--- START Exercise inputs ---

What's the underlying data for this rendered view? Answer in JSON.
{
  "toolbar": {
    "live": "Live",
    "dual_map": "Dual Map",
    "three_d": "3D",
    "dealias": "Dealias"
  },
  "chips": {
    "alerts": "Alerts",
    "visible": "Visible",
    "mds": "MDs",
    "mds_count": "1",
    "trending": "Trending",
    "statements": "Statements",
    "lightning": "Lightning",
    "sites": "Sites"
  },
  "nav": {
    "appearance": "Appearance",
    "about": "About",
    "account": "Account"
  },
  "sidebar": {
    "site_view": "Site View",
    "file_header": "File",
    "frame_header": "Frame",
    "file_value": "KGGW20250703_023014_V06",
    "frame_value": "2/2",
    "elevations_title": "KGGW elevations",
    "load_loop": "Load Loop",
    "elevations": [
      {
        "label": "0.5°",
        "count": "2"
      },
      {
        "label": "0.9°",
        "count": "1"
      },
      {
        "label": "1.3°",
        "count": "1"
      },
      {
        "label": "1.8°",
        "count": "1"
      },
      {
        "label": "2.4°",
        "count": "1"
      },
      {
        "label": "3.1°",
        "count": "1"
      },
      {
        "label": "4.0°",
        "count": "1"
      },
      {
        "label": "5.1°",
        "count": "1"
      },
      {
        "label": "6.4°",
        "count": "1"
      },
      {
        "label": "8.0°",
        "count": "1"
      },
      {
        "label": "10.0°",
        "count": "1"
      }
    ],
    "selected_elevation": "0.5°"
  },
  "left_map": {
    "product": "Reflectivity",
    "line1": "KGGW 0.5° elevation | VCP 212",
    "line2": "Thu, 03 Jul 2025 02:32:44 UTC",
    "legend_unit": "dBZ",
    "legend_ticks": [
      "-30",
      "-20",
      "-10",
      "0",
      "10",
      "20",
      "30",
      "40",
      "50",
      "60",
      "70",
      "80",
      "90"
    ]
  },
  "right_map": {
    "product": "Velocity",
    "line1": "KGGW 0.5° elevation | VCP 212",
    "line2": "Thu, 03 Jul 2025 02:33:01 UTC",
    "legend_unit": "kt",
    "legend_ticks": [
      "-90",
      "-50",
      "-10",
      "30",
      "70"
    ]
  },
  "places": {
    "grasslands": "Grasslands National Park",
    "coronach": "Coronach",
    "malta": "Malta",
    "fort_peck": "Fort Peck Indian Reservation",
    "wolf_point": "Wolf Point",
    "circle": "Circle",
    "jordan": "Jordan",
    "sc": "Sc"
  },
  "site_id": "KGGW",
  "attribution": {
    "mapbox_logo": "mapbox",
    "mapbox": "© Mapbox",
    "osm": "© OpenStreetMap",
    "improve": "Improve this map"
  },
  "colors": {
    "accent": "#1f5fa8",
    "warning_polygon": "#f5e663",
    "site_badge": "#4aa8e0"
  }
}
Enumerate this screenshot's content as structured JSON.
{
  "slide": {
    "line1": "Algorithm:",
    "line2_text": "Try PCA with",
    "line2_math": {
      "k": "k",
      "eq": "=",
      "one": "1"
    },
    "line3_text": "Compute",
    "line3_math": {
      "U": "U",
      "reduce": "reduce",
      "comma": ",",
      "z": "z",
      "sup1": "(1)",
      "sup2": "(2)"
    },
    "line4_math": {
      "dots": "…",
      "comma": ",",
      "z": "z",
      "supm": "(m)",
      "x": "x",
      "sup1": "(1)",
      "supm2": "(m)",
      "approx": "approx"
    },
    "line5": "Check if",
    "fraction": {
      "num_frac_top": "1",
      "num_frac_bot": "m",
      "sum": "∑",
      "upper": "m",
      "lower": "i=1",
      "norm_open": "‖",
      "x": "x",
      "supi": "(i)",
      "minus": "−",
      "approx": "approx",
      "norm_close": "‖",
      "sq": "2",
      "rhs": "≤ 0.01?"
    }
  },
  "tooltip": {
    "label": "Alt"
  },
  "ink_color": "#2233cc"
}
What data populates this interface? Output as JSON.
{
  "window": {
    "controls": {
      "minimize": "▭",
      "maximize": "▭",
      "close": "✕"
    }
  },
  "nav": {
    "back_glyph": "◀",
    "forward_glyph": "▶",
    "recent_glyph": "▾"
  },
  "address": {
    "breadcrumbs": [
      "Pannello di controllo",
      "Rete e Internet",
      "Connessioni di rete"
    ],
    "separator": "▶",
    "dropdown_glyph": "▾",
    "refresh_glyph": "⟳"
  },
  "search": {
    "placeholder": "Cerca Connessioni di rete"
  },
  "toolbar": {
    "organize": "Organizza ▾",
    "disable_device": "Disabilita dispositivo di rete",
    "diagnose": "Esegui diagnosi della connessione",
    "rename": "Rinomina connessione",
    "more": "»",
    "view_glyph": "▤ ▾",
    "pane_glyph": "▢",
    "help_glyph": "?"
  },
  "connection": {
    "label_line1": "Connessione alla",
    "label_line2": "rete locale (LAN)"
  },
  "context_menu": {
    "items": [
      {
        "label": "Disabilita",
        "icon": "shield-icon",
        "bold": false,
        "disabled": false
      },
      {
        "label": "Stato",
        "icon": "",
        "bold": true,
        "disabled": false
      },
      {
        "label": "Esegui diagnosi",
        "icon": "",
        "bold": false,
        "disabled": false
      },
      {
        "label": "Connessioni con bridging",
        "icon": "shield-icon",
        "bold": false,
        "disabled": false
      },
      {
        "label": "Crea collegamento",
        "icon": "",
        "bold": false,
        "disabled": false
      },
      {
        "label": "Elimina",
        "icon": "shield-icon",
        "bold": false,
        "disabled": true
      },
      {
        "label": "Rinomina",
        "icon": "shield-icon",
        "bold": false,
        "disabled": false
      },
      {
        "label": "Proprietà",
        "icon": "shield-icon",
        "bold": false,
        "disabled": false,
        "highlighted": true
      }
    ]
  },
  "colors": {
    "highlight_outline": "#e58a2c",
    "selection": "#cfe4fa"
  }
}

--- END Exercise inputs ---

# Problem description:
Copy down every line of the entries containing the word "What".

# Exercise response:
What's the underlying data for this rendered view? Answer in JSON.
What data populates this interface? Output as JSON.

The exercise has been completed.